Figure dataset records
========

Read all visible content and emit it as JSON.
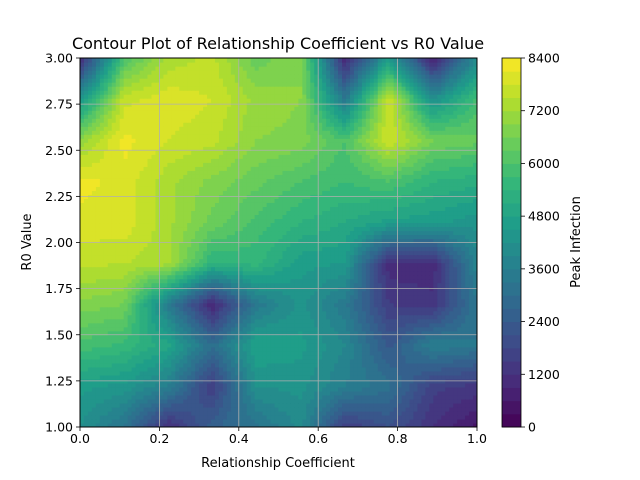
{
  "chart_data": {
    "type": "heatmap",
    "title": "Contour Plot of Relationship Coefficient vs R0 Value",
    "xlabel": "Relationship Coefficient",
    "ylabel": "R0 Value",
    "colorbar_label": "Peak Infection",
    "xlim": [
      0.0,
      1.0
    ],
    "ylim": [
      1.0,
      3.0
    ],
    "x_ticks": [
      "0.0",
      "0.2",
      "0.4",
      "0.6",
      "0.8",
      "1.0"
    ],
    "y_ticks": [
      "1.00",
      "1.25",
      "1.50",
      "1.75",
      "2.00",
      "2.25",
      "2.50",
      "2.75",
      "3.00"
    ],
    "colorbar_ticks": [
      "0",
      "1200",
      "2400",
      "3600",
      "4800",
      "6000",
      "7200",
      "8400"
    ],
    "colorbar_range": [
      0,
      8400
    ],
    "grid": true,
    "colormap": "viridis",
    "x": [
      0.0,
      0.111,
      0.222,
      0.333,
      0.444,
      0.556,
      0.667,
      0.778,
      0.889,
      1.0
    ],
    "y": [
      1.0,
      1.222,
      1.444,
      1.667,
      1.889,
      2.111,
      2.333,
      2.556,
      2.778,
      3.0
    ],
    "z": [
      [
        4200,
        3200,
        1100,
        2600,
        3200,
        4000,
        1500,
        2100,
        1200,
        500
      ],
      [
        4600,
        4400,
        3600,
        1500,
        4200,
        4300,
        3600,
        3100,
        1600,
        1400
      ],
      [
        5900,
        5600,
        4900,
        3000,
        4800,
        4600,
        3900,
        2300,
        3600,
        3300
      ],
      [
        6800,
        6600,
        3500,
        900,
        3400,
        4300,
        3400,
        1500,
        1300,
        3300
      ],
      [
        7600,
        7500,
        7300,
        5400,
        5500,
        4600,
        4500,
        1000,
        1000,
        3800
      ],
      [
        8000,
        8000,
        7300,
        6500,
        5900,
        5400,
        5100,
        4700,
        4600,
        4300
      ],
      [
        8200,
        8000,
        7300,
        6800,
        6400,
        6000,
        5700,
        6000,
        5400,
        5200
      ],
      [
        7000,
        8200,
        7800,
        7600,
        6900,
        6800,
        6000,
        7800,
        6600,
        6400
      ],
      [
        4400,
        7700,
        8000,
        7800,
        7100,
        6900,
        3400,
        7800,
        4200,
        5800
      ],
      [
        1000,
        6000,
        7300,
        7600,
        6400,
        6900,
        900,
        4500,
        800,
        4000
      ]
    ]
  }
}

========

**Your instructions**
Each line that has the word "Relationship" should be copied.

**Result of this exercise**
    "title": "Contour Plot of Relationship Coefficient vs R0 Value",
    "xlabel": "Relationship Coefficient",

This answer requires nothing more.